* [Exercise]
Search the data for the word "Birth" and copy every line where it occurs.

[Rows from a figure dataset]
* * * * * * * * *

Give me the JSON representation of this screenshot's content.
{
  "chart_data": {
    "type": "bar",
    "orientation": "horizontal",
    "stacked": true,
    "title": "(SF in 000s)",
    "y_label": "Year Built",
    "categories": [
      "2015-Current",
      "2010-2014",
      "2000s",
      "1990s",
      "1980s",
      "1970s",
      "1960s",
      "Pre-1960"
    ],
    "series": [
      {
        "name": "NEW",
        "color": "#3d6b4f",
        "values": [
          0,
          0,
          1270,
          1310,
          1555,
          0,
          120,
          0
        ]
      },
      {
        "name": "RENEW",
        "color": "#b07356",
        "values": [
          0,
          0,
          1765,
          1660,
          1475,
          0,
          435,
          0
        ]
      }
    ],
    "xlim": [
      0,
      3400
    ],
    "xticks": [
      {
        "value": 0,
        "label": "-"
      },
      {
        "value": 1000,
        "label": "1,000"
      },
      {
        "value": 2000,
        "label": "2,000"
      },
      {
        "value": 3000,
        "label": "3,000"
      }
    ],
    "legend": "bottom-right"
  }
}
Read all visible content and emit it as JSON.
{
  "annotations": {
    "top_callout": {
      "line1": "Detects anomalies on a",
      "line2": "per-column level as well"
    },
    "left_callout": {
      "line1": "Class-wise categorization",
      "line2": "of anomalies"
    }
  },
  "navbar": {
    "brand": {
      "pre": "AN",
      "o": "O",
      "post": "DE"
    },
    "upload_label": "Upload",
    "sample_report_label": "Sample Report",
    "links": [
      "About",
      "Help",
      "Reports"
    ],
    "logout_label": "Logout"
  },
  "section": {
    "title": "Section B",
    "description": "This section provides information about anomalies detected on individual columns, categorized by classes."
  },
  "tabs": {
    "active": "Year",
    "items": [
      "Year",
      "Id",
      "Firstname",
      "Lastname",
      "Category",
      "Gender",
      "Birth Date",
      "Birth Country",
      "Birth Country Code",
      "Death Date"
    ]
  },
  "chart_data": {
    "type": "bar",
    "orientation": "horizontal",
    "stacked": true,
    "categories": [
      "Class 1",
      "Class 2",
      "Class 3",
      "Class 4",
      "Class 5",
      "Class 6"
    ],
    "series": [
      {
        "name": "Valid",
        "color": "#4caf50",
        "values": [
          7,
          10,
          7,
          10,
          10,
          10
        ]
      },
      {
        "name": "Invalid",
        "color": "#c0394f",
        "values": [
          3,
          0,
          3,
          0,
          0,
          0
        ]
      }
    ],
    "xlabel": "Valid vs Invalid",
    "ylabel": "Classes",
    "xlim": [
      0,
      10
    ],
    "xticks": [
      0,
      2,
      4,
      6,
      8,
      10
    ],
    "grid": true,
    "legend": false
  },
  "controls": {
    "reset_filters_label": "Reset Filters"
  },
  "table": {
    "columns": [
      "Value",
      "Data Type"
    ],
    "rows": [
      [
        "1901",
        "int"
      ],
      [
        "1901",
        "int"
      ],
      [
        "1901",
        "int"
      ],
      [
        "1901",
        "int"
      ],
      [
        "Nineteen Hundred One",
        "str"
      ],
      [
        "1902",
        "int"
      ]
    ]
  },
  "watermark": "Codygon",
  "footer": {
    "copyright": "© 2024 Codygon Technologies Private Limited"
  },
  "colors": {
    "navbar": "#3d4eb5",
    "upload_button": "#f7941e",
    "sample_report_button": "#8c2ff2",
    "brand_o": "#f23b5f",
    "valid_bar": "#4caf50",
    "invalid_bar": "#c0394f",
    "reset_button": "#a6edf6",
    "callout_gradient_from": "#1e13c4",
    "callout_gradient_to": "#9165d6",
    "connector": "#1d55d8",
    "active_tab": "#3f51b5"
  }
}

* * * * * * * * *

* [Answer to this task]
      "Birth Date",
      "Birth Country",
      "Birth Country Code",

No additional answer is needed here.